Demikian pernyataan politik ini di buat dan disampaikan kepada Pemerintah Republik Indonesia di Jakarta, pada tanggal 26 Februari 1999, atas nama Bangsa Papua Barat”.
Materi yang disiapkan oleh presiden tentang Otonomi Khusus Papua tidak disampaikan pada kesempatan itu, karena Tim 100 Papua sudah terlebih dahulu menyampaikan keinginannya untuk merdeka berpisah dari Indonesia. Setelah mendengar aspirasi Masyarakat Papua, Presiden Republik Indonesia yang ketiga, B.J.Habibie menjawab dengan singkat: ’ aspirasi yang anda sampaikan itu penting, tetapi mendirikan Negara bukan perkara mudah, pulang dan renungkan kembali aspirasi itu “.
Setelah kembali pulang, Tim 100 ada yang kembali bertemu presiden Gusdur dan menyerahkan hasil renungannya bahwa bangsa Papua sudah siap merdeka berpisah dari NKRI. Tetapi presiden Gusdur mengatakan bahwa “Monggo silakan, kalian mau apa silakan, tetapi dengan syarat tetap di atas meja NKRI dan tetap berdialog.”
Baik dalam pertemuan pertama Tim 100 dengan presiden B.J. Habibie maupun pertemuan dengan presiden Gusdur belum ada kesepakatan soal UU OTSUS Papua. Dengan demikian paket UU OTSUS Papua bukan merupakan hasil konsensus bersama antara Negara Indonesia dan bangsa Papua.
Walaupun bangsa Papua menolak paket politik Jakarta itu dalam berbagai gelombang aksi, tetapi UU OTSUS Papua paksa diterapkan oleh Negara Indonesia di Tanah Papua atas kerjasama segelintir orang asli Papua yang haus harTA, tahTA dan waniTA idaman . Ada beberapa orang dari Tim 100 Papua menjadi pion Jakarta untuk mensukseskan UU OTSUS Papua. Salah satunya adalah mantan gubernur almarhum Jaap Solossa. Kemauan Jakarta sukses melalui para pionnya sehingga sebagai imbalannya, almarhum Solossa dipercayakan menjadi gubernur pertama di era Otsus Papua.
Slogan “orang asli Papua menjadi tuan di atas negerinya sendiri” yang dikampanyekan oleh para pion Jakarta itu kini sudah tidak terbukti. Di antara para pion Jakarta itu kini sudah menjadi almarhum, antara lain: Jaap Solossa yang jadi Tim sukses Otsus, mantan Rektor Uncen (Wospakrik) yang memimpin perumusan draf UU OTSUS Papua, dan lain lain.

◆ INSTRUKSI TERTULIS A
Salin kata demi kata bagian teks tentang Otonomi Khusus Papua yang terletak antara "Baik dalam pertemuan" dan "era Otsus Papua.", termasuk kedua bagian itu.
◆ INSTRUKSI TERTULIS B
Menurut teks tentang Otonomi Khusus Papua, siapa yang dipercayakan menjadi gubernur pertama di era Otsus Papua?
◆ INSTRUKSI TERTULIS C
Teruskan teks tentang Otonomi Khusus Papua, dimulai sesudah kalimat terakhirnya.

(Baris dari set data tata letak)
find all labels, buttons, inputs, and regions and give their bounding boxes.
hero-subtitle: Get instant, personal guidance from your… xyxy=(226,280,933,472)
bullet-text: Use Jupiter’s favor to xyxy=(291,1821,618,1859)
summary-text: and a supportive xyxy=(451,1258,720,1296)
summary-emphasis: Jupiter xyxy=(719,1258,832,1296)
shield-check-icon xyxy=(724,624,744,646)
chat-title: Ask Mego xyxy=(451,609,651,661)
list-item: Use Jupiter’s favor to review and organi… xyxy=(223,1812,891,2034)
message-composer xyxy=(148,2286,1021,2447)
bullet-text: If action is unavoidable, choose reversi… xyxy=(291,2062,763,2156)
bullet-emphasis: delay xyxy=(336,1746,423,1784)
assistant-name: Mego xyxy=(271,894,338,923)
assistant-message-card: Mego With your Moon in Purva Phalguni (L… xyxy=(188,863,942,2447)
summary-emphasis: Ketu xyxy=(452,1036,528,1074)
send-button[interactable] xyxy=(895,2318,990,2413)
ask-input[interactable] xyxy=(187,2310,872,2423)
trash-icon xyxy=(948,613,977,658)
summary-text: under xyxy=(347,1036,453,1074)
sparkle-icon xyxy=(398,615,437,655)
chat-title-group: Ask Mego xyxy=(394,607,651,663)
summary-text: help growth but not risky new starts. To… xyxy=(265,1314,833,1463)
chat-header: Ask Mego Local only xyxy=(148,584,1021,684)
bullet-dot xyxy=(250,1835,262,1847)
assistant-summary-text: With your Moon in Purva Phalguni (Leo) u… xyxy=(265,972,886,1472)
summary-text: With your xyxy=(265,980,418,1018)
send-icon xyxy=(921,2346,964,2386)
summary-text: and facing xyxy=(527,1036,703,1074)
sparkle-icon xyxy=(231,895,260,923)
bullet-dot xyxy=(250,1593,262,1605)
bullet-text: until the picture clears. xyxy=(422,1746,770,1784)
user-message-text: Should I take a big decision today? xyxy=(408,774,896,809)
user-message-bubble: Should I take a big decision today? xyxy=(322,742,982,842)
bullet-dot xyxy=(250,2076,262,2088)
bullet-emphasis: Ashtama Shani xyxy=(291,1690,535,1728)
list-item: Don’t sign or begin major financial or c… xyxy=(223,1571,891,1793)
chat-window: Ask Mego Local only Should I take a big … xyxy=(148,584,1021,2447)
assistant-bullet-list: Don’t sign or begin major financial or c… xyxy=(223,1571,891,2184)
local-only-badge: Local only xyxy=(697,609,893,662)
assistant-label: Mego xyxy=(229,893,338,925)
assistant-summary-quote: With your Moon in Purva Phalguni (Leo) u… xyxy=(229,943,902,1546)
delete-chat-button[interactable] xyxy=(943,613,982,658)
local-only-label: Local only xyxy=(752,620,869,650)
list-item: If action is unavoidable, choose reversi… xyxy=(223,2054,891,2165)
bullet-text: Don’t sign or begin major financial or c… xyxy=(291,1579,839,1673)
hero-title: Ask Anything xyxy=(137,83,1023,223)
==
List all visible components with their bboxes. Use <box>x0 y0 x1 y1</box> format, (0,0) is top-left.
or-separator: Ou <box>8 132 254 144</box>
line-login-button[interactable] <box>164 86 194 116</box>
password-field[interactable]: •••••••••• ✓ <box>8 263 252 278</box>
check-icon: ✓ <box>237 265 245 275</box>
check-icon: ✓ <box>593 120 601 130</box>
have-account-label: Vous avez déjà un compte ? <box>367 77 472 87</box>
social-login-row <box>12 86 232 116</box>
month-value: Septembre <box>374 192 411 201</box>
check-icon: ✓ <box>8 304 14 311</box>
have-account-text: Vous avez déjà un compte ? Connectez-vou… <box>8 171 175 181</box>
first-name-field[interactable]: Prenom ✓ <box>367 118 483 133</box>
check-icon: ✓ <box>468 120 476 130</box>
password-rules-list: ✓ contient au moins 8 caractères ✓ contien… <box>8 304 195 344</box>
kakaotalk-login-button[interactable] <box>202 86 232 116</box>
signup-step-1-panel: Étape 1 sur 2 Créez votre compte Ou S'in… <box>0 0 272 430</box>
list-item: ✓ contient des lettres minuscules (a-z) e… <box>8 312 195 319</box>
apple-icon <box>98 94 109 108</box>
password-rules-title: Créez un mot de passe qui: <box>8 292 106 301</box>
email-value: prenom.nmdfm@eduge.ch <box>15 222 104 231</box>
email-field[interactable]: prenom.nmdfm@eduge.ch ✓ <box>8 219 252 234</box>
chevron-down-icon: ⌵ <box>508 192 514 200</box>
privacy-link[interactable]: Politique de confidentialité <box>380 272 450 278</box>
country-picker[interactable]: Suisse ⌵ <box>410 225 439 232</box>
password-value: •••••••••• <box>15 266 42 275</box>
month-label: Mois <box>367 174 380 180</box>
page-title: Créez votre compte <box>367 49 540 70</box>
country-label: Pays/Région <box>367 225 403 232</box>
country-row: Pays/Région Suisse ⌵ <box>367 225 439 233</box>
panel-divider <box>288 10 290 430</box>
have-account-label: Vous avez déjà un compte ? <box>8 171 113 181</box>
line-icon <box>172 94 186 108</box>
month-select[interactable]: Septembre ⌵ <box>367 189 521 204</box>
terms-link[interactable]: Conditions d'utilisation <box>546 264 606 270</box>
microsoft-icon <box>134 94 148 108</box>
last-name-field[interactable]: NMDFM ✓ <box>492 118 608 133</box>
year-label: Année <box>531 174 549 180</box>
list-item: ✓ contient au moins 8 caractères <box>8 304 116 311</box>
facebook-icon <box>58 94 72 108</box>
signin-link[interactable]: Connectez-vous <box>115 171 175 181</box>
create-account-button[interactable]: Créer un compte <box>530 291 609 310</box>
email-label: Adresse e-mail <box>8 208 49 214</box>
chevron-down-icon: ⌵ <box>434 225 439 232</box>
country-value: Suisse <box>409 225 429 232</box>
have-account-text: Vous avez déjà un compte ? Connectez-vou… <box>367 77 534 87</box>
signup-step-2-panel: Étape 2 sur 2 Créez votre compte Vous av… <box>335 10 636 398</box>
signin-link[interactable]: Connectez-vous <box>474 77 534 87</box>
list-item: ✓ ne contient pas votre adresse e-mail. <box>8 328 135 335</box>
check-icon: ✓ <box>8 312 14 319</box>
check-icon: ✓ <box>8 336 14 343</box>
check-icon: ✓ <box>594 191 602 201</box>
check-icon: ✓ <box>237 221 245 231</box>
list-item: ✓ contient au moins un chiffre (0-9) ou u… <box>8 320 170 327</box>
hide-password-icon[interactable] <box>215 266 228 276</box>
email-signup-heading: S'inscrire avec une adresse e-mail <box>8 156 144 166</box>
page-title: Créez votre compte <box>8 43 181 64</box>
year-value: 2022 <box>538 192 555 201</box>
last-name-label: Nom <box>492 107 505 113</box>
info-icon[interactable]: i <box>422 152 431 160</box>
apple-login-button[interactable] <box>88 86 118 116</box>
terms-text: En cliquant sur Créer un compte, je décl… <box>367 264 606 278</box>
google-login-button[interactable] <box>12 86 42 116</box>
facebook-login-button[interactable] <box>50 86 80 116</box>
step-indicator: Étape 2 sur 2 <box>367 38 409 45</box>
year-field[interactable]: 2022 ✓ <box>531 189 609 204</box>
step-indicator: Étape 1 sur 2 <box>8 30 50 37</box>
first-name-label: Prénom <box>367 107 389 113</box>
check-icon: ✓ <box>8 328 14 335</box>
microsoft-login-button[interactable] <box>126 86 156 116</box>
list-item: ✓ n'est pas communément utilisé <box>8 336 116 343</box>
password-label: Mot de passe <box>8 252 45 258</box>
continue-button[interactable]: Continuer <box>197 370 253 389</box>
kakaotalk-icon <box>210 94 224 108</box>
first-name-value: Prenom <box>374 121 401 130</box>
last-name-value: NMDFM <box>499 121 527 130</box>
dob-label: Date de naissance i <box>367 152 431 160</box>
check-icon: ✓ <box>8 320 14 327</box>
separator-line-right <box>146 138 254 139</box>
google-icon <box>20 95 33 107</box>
==
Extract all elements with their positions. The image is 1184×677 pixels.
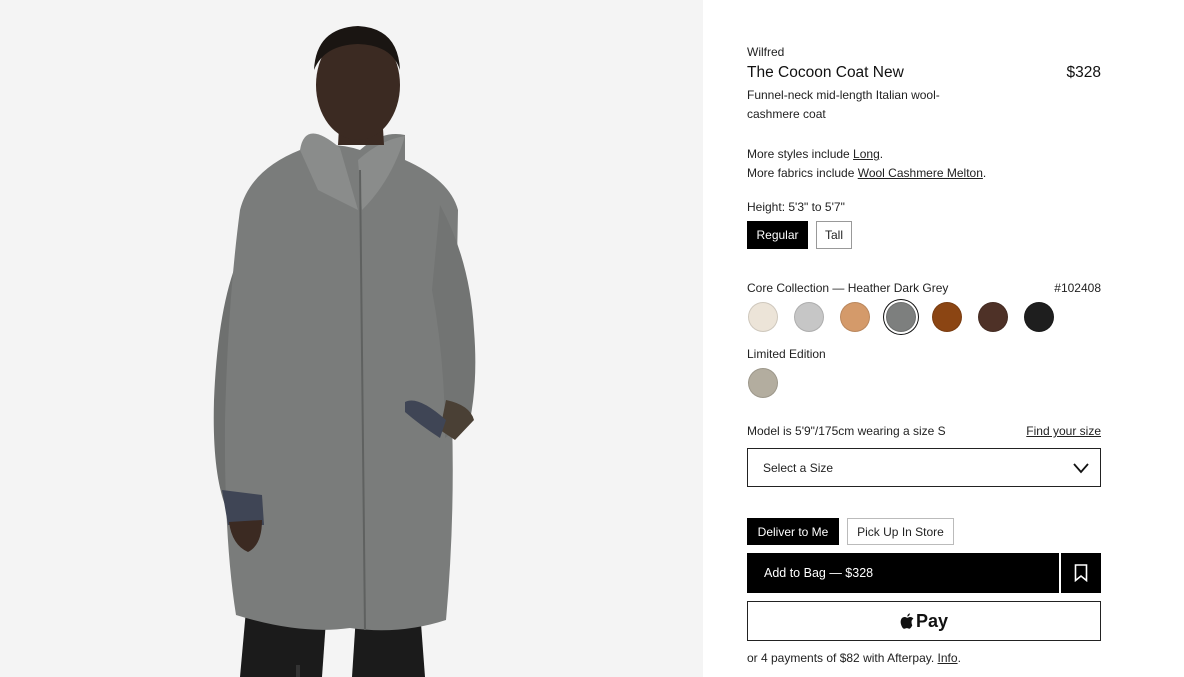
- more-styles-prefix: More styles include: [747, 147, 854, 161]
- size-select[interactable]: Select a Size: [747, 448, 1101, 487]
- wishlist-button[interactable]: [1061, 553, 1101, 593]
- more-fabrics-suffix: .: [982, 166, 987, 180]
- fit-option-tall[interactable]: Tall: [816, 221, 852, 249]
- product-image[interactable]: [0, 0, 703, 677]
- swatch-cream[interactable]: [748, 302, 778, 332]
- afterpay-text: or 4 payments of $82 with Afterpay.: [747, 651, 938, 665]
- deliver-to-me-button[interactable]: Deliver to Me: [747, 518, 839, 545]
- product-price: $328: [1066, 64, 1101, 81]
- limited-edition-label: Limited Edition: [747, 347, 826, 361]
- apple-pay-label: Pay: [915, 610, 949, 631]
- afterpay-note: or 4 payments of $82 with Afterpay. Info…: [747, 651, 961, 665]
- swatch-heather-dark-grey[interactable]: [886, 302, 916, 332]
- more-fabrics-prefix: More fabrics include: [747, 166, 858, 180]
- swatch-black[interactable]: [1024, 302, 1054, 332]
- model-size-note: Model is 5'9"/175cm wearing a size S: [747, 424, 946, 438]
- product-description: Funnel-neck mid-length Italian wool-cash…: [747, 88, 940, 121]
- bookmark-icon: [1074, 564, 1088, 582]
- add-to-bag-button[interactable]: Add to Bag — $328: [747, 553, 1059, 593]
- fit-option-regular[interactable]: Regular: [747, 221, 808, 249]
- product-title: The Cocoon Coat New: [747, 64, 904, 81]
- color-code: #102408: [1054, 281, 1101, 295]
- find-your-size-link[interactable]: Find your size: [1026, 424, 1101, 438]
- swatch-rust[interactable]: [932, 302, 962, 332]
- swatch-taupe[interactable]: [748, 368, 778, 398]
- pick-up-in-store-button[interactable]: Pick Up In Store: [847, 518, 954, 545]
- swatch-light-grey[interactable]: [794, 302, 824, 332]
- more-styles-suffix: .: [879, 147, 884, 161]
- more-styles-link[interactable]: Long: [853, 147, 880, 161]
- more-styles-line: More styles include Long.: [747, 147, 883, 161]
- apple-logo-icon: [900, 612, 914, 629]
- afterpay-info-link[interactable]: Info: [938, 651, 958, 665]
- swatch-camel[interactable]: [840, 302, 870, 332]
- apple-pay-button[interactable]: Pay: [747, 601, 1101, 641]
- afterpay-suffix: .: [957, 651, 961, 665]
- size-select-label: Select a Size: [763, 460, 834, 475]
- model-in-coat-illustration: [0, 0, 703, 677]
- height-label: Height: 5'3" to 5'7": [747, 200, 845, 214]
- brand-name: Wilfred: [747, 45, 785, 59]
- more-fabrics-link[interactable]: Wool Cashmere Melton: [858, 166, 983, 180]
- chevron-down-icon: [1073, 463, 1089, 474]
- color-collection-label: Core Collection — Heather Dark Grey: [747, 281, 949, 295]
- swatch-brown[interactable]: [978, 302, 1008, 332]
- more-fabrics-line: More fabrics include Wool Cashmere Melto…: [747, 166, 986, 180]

◆ JAWABAN LATIHAN A
Baik dalam pertemuan pertama Tim 100 dengan presiden B.J. Habibie maupun pertemuan dengan presiden Gusdur belum ada kesepakatan soal UU OTSUS Papua. Dengan demikian paket UU OTSUS Papua bukan merupakan hasil konsensus bersama antara Negara Indonesia dan bangsa Papua.
Walaupun bangsa Papua menolak paket politik Jakarta itu dalam berbagai gelombang aksi, tetapi UU OTSUS Papua paksa diterapkan oleh Negara Indonesia di Tanah Papua atas kerjasama segelintir orang asli Papua yang haus harTA, tahTA dan waniTA idaman . Ada beberapa orang dari Tim 100 Papua menjadi pion Jakarta untuk mensukseskan UU OTSUS Papua. Salah satunya adalah mantan gubernur almarhum Jaap Solossa. Kemauan Jakarta sukses melalui para pionnya sehingga sebagai imbalannya, almarhum Solossa dipercayakan menjadi gubernur pertama di era Otsus Papua.

◆ JAWABAN LATIHAN B
Almarhum Jaap Solossa dipercayakan menjadi gubernur pertama di era Otsus Papua.

◆ JAWABAN LATIHAN C
Dalam kerangka memaksakan UU OTSUS Papua, almarhum Jaap Solossa pernah menulis tesis masternya (S2) yang kemudian diterbitkan menjadi sebuah buku dengan judul “Otonomi khusus Papua : mengangkat martabat rakyat Papua di dalam NKRI”.
Apa yang terjadi dengan penerapan UU OTSUS Papua hingga hari ini? Roh dari UU OTSUS adalah keberpihakan, pemberdayaan dan perlindungan kepada orang asli Papua. Tetapi ketiga hal yang menjadi roh dari OTSUS itu tidak terwujud.
Misalnya, Papua menjadi provinsi dengan Indeks Pembangunan Manusia (IPM) paling rendah di Indonesia pada 2023, yakni 62,25 poin. Angka kemiskinan juga tinggi. Provinsi Papua adalah salah satu yang paling mencolok dalam daftar provinsi termiskin di Indonesia dengan tingkat kemiskinan mencapai 26,80% dan propinsi Papua Barat, yang memiliki tingkat kemiskinan sekitar 21,43%. Buta huruf masih banyak adalah propinsi Papua yaitu 18,81%. Kematian orang asli Papua juga semakin meningkat di era Otsus di Tanah Papua. Dengan demikian pemberdayaan ekonomi kerakyatan, pendidikan dan kesehatan, serta perlindungan terhadap orang asli Papua di era OTSUS jauh dari harapan .
Selain itu, tidak ada kewenangan yang diberikan oleh Pemerintah Pusat kepada pemerintah Propinsi untuk menjalankan roda pemerintahan sesuai amanat UU OTSUS Papua. Kewenangan yang diberikan kepada pemerintah daerah adalah penggunaan dana Otsus, kewenangan lain tidak ada .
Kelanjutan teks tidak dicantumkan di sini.